* [What to do] Take the entries below and print all of them exactly, please.

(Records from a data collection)
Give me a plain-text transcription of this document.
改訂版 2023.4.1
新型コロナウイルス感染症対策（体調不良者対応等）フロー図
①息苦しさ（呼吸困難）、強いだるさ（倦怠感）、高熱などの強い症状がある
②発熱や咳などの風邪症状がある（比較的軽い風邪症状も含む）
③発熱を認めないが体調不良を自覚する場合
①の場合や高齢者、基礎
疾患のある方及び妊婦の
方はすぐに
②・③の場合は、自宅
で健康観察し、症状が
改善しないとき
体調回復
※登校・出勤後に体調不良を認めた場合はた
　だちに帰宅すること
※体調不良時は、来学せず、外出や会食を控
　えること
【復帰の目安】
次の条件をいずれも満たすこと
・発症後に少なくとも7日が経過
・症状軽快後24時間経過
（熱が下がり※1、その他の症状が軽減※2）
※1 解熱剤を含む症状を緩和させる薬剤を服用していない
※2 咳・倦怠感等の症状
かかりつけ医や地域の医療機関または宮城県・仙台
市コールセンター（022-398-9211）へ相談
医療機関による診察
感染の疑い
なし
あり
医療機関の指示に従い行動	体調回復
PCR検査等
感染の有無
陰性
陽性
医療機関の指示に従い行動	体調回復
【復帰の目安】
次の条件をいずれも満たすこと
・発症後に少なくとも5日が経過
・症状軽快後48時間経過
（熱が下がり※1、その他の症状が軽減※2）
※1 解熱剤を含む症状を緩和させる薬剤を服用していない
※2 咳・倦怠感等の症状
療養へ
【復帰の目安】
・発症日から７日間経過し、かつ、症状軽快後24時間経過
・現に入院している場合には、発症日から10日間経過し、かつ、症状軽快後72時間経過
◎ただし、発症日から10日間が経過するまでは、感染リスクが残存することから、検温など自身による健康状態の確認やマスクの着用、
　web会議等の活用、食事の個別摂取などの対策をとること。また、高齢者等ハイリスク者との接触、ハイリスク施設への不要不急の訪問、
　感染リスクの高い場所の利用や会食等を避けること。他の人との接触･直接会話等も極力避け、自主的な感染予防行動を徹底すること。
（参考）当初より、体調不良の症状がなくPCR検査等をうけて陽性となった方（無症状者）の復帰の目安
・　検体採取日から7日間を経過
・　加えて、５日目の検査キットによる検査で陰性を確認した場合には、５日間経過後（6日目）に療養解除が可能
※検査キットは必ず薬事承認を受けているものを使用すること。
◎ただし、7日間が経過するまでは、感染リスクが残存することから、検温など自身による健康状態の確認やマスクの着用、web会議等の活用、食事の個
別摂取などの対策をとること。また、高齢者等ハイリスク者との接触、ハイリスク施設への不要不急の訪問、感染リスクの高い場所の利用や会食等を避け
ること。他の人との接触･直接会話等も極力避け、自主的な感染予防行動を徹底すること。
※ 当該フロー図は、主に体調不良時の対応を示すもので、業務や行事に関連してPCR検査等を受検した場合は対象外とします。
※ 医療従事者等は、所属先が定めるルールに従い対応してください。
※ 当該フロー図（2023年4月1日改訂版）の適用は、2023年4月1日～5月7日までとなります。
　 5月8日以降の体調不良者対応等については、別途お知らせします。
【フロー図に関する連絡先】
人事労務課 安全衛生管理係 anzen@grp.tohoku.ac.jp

* [Response below]
Give me a plain-text transcription of this document.
改訂版 2023.4.1
新型コロナウイルス感染症対策（体調不良者対応等）フロー図
①息苦しさ（呼吸困難）、強いだるさ（倦怠感）、高熱などの強い症状がある
②発熱や咳などの風邪症状がある（比較的軽い風邪症状も含む）
③発熱を認めないが体調不良を自覚する場合
①の場合や高齢者、基礎
疾患のある方及び妊婦の
方はすぐに
②・③の場合は、自宅
で健康観察し、症状が
改善しないとき
体調回復
※登校・出勤後に体調不良を認めた場合はた
　だちに帰宅すること
※体調不良時は、来学せず、外出や会食を控
　えること
【復帰の目安】
次の条件をいずれも満たすこと
・発症後に少なくとも7日が経過
・症状軽快後24時間経過
（熱が下がり※1、その他の症状が軽減※2）
※1 解熱剤を含む症状を緩和させる薬剤を服用していない
※2 咳・倦怠感等の症状
かかりつけ医や地域の医療機関または宮城県・仙台
市コールセンター（022-398-9211）へ相談
医療機関による診察
感染の疑い
なし
あり
医療機関の指示に従い行動	体調回復
PCR検査等
感染の有無
陰性
陽性
医療機関の指示に従い行動	体調回復
【復帰の目安】
次の条件をいずれも満たすこと
・発症後に少なくとも5日が経過
・症状軽快後48時間経過
（熱が下がり※1、その他の症状が軽減※2）
※1 解熱剤を含む症状を緩和させる薬剤を服用していない
※2 咳・倦怠感等の症状
療養へ
【復帰の目安】
・発症日から７日間経過し、かつ、症状軽快後24時間経過
・現に入院している場合には、発症日から10日間経過し、かつ、症状軽快後72時間経過
◎ただし、発症日から10日間が経過するまでは、感染リスクが残存することから、検温など自身による健康状態の確認やマスクの着用、
　web会議等の活用、食事の個別摂取などの対策をとること。また、高齢者等ハイリスク者との接触、ハイリスク施設への不要不急の訪問、
　感染リスクの高い場所の利用や会食等を避けること。他の人との接触･直接会話等も極力避け、自主的な感染予防行動を徹底すること。
（参考）当初より、体調不良の症状がなくPCR検査等をうけて陽性となった方（無症状者）の復帰の目安
・　検体採取日から7日間を経過
・　加えて、５日目の検査キットによる検査で陰性を確認した場合には、５日間経過後（6日目）に療養解除が可能
※検査キットは必ず薬事承認を受けているものを使用すること。
◎ただし、7日間が経過するまでは、感染リスクが残存することから、検温など自身による健康状態の確認やマスクの着用、web会議等の活用、食事の個
別摂取などの対策をとること。また、高齢者等ハイリスク者との接触、ハイリスク施設への不要不急の訪問、感染リスクの高い場所の利用や会食等を避け
ること。他の人との接触･直接会話等も極力避け、自主的な感染予防行動を徹底すること。
※ 当該フロー図は、主に体調不良時の対応を示すもので、業務や行事に関連してPCR検査等を受検した場合は対象外とします。
※ 医療従事者等は、所属先が定めるルールに従い対応してください。
※ 当該フロー図（2023年4月1日改訂版）の適用は、2023年4月1日～5月7日までとなります。
　 5月8日以降の体調不良者対応等については、別途お知らせします。
【フロー図に関する連絡先】
人事労務課 安全衛生管理係 anzen@grp.tohoku.ac.jp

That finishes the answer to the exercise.